Short task –
Look through the lines below and extract each one that contains "this".

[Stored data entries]
^^^^^^^^^^^^^^^^

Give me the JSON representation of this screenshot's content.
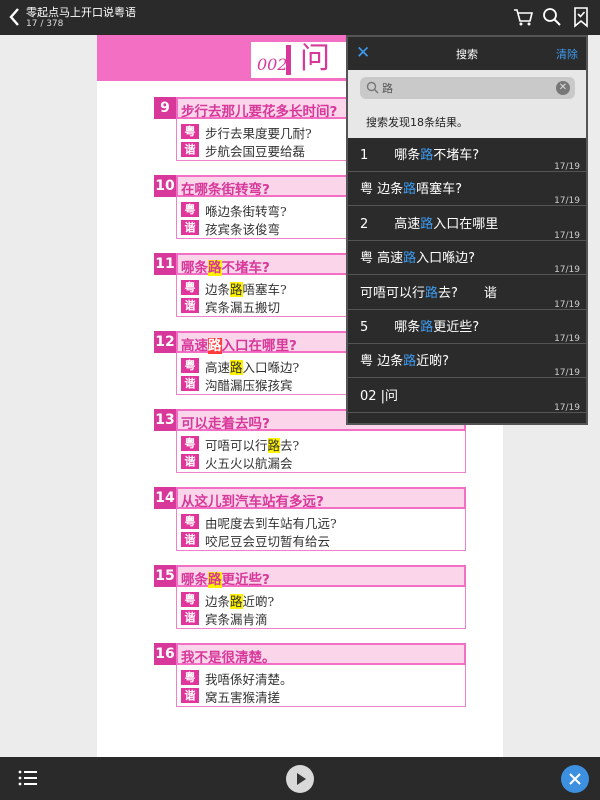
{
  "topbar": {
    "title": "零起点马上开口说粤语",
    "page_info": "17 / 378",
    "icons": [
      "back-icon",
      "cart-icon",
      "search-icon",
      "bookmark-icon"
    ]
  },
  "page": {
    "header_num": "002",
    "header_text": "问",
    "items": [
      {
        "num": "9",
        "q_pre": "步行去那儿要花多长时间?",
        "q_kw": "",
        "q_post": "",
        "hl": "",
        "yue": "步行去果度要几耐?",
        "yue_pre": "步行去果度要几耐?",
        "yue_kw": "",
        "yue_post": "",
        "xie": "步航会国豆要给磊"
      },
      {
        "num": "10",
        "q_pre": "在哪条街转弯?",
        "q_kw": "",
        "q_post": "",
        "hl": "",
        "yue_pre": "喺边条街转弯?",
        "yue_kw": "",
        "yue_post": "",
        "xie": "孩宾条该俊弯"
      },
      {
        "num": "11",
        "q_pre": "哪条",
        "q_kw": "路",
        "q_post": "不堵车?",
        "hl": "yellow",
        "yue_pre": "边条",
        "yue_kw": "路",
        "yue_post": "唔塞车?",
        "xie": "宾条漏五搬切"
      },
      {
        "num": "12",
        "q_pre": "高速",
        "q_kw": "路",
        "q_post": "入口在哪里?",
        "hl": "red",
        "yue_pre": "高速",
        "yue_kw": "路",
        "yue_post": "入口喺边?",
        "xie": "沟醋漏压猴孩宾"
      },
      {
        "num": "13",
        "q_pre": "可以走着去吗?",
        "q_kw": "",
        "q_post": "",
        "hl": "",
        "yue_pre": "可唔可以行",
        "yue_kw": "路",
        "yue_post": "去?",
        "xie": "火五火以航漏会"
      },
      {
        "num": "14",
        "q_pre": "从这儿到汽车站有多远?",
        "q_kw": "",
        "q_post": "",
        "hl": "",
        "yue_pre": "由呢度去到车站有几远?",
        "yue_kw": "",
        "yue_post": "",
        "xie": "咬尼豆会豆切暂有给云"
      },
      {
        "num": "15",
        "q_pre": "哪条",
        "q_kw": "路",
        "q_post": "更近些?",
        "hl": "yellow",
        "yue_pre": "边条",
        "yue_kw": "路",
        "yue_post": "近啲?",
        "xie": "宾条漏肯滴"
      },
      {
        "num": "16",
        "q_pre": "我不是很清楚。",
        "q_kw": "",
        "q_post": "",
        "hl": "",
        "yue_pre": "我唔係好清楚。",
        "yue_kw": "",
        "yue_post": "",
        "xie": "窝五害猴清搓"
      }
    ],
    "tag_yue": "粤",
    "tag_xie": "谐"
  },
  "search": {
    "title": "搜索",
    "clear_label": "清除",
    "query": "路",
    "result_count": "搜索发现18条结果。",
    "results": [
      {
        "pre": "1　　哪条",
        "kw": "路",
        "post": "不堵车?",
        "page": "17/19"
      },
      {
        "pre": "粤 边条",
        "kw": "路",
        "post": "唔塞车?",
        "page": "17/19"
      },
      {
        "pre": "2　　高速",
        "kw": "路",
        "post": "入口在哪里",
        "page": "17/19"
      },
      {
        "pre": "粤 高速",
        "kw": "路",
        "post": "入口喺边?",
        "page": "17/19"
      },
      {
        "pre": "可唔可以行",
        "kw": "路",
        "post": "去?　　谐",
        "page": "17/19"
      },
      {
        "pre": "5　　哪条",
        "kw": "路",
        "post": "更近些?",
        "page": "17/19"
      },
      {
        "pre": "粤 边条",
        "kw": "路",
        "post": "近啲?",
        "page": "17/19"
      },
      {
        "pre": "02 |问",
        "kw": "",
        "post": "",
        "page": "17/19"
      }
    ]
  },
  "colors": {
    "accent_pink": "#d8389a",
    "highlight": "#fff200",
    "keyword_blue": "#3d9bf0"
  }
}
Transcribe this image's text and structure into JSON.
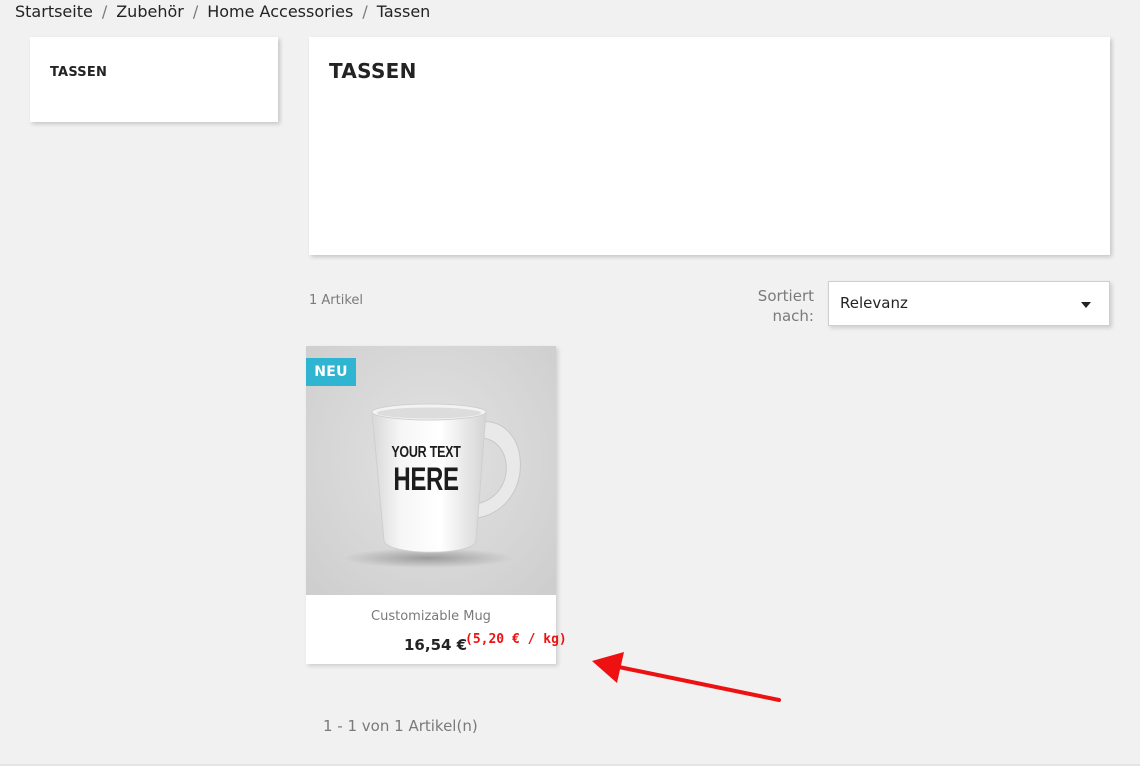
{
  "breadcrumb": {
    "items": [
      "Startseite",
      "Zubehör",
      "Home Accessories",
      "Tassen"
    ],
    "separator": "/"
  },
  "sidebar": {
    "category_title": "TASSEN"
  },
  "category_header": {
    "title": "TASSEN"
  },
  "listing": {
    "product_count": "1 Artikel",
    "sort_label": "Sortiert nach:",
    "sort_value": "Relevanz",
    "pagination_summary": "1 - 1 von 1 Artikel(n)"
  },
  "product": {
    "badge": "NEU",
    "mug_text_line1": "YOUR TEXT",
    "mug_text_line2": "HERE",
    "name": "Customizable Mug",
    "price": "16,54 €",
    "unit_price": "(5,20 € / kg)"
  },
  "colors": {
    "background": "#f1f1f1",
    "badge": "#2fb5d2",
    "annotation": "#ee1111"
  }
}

^^^^^^^^^^^^^^^^

Written answer –
Give me the JSON representation of this screenshot's content.
Transcribe this image's text and structure into JSON.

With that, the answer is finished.